◆ **What the exercise asks**
Print the data that follows exactly.

# Material for the task start

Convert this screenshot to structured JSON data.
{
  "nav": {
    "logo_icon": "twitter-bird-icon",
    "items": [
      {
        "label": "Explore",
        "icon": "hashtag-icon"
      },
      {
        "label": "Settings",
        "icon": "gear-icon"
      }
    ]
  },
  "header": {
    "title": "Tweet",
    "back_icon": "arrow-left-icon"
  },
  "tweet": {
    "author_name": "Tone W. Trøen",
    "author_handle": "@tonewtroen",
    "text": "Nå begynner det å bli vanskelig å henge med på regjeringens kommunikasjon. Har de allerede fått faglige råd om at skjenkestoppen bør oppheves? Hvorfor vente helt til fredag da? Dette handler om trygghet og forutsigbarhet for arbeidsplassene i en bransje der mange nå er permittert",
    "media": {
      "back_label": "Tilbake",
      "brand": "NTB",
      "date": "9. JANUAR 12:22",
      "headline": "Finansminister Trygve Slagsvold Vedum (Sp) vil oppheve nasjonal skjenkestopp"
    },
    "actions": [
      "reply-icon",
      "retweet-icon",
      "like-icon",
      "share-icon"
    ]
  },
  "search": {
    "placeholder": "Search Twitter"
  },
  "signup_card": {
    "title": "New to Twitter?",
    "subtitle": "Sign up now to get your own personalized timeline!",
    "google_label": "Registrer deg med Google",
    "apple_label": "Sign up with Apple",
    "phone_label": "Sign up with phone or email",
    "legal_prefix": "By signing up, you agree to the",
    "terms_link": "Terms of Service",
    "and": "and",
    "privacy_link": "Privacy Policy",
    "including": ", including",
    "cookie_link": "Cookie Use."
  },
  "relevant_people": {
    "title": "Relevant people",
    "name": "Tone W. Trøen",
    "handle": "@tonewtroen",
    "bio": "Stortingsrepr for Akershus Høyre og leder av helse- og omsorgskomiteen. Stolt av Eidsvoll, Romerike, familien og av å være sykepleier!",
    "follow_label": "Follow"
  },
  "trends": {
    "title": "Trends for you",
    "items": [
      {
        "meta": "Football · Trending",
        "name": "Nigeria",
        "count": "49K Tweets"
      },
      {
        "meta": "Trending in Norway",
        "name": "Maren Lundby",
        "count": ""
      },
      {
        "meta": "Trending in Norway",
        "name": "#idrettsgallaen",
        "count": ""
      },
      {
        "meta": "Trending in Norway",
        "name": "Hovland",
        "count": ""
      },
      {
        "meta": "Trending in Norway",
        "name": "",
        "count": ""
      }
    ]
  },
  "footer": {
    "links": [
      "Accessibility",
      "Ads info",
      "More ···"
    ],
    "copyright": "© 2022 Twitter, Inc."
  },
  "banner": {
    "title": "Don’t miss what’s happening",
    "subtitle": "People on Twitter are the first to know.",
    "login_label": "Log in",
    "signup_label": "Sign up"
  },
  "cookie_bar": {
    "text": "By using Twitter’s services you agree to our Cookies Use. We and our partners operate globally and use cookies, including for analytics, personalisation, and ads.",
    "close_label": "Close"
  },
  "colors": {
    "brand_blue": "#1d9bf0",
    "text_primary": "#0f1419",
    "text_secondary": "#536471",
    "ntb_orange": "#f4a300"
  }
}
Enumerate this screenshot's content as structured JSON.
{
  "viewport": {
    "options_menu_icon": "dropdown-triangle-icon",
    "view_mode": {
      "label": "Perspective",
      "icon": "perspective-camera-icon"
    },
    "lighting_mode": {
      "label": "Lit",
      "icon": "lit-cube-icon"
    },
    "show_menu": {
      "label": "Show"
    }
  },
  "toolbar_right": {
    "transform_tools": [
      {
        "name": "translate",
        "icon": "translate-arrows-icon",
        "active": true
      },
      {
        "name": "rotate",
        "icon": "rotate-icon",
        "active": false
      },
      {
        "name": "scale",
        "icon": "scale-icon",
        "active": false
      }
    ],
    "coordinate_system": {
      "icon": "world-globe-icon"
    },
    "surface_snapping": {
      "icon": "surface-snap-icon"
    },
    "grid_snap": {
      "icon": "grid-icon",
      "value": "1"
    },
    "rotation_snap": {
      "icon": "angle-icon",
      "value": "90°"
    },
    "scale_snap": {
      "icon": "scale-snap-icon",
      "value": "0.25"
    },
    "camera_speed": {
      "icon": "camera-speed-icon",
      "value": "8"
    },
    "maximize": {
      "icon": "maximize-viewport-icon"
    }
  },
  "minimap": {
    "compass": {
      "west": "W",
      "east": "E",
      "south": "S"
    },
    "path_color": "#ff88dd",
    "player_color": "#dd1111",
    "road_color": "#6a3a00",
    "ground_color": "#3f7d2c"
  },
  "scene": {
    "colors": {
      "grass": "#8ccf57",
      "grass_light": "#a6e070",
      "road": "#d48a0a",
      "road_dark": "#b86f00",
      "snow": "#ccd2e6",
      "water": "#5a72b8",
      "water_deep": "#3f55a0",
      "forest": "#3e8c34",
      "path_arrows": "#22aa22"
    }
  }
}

# Material for the task end

◆ **Solution to this problem**
Convert this screenshot to structured JSON data.
{
  "nav": {
    "logo_icon": "twitter-bird-icon",
    "items": [
      {
        "label": "Explore",
        "icon": "hashtag-icon"
      },
      {
        "label": "Settings",
        "icon": "gear-icon"
      }
    ]
  },
  "header": {
    "title": "Tweet",
    "back_icon": "arrow-left-icon"
  },
  "tweet": {
    "author_name": "Tone W. Trøen",
    "author_handle": "@tonewtroen",
    "text": "Nå begynner det å bli vanskelig å henge med på regjeringens kommunikasjon. Har de allerede fått faglige råd om at skjenkestoppen bør oppheves? Hvorfor vente helt til fredag da? Dette handler om trygghet og forutsigbarhet for arbeidsplassene i en bransje der mange nå er permittert",
    "media": {
      "back_label": "Tilbake",
      "brand": "NTB",
      "date": "9. JANUAR 12:22",
      "headline": "Finansminister Trygve Slagsvold Vedum (Sp) vil oppheve nasjonal skjenkestopp"
    },
    "actions": [
      "reply-icon",
      "retweet-icon",
      "like-icon",
      "share-icon"
    ]
  },
  "search": {
    "placeholder": "Search Twitter"
  },
  "signup_card": {
    "title": "New to Twitter?",
    "subtitle": "Sign up now to get your own personalized timeline!",
    "google_label": "Registrer deg med Google",
    "apple_label": "Sign up with Apple",
    "phone_label": "Sign up with phone or email",
    "legal_prefix": "By signing up, you agree to the",
    "terms_link": "Terms of Service",
    "and": "and",
    "privacy_link": "Privacy Policy",
    "including": ", including",
    "cookie_link": "Cookie Use."
  },
  "relevant_people": {
    "title": "Relevant people",
    "name": "Tone W. Trøen",
    "handle": "@tonewtroen",
    "bio": "Stortingsrepr for Akershus Høyre og leder av helse- og omsorgskomiteen. Stolt av Eidsvoll, Romerike, familien og av å være sykepleier!",
    "follow_label": "Follow"
  },
  "trends": {
    "title": "Trends for you",
    "items": [
      {
        "meta": "Football · Trending",
        "name": "Nigeria",
        "count": "49K Tweets"
      },
      {
        "meta": "Trending in Norway",
        "name": "Maren Lundby",
        "count": ""
      },
      {
        "meta": "Trending in Norway",
        "name": "#idrettsgallaen",
        "count": ""
      },
      {
        "meta": "Trending in Norway",
        "name": "Hovland",
        "count": ""
      },
      {
        "meta": "Trending in Norway",
        "name": "",
        "count": ""
      }
    ]
  },
  "footer": {
    "links": [
      "Accessibility",
      "Ads info",
      "More ···"
    ],
    "copyright": "© 2022 Twitter, Inc."
  },
  "banner": {
    "title": "Don’t miss what’s happening",
    "subtitle": "People on Twitter are the first to know.",
    "login_label": "Log in",
    "signup_label": "Sign up"
  },
  "cookie_bar": {
    "text": "By using Twitter’s services you agree to our Cookies Use. We and our partners operate globally and use cookies, including for analytics, personalisation, and ads.",
    "close_label": "Close"
  },
  "colors": {
    "brand_blue": "#1d9bf0",
    "text_primary": "#0f1419",
    "text_secondary": "#536471",
    "ntb_orange": "#f4a300"
  }
}
Enumerate this screenshot's content as structured JSON.
{
  "viewport": {
    "options_menu_icon": "dropdown-triangle-icon",
    "view_mode": {
      "label": "Perspective",
      "icon": "perspective-camera-icon"
    },
    "lighting_mode": {
      "label": "Lit",
      "icon": "lit-cube-icon"
    },
    "show_menu": {
      "label": "Show"
    }
  },
  "toolbar_right": {
    "transform_tools": [
      {
        "name": "translate",
        "icon": "translate-arrows-icon",
        "active": true
      },
      {
        "name": "rotate",
        "icon": "rotate-icon",
        "active": false
      },
      {
        "name": "scale",
        "icon": "scale-icon",
        "active": false
      }
    ],
    "coordinate_system": {
      "icon": "world-globe-icon"
    },
    "surface_snapping": {
      "icon": "surface-snap-icon"
    },
    "grid_snap": {
      "icon": "grid-icon",
      "value": "1"
    },
    "rotation_snap": {
      "icon": "angle-icon",
      "value": "90°"
    },
    "scale_snap": {
      "icon": "scale-snap-icon",
      "value": "0.25"
    },
    "camera_speed": {
      "icon": "camera-speed-icon",
      "value": "8"
    },
    "maximize": {
      "icon": "maximize-viewport-icon"
    }
  },
  "minimap": {
    "compass": {
      "west": "W",
      "east": "E",
      "south": "S"
    },
    "path_color": "#ff88dd",
    "player_color": "#dd1111",
    "road_color": "#6a3a00",
    "ground_color": "#3f7d2c"
  },
  "scene": {
    "colors": {
      "grass": "#8ccf57",
      "grass_light": "#a6e070",
      "road": "#d48a0a",
      "road_dark": "#b86f00",
      "snow": "#ccd2e6",
      "water": "#5a72b8",
      "water_deep": "#3f55a0",
      "forest": "#3e8c34",
      "path_arrows": "#22aa22"
    }
  }
}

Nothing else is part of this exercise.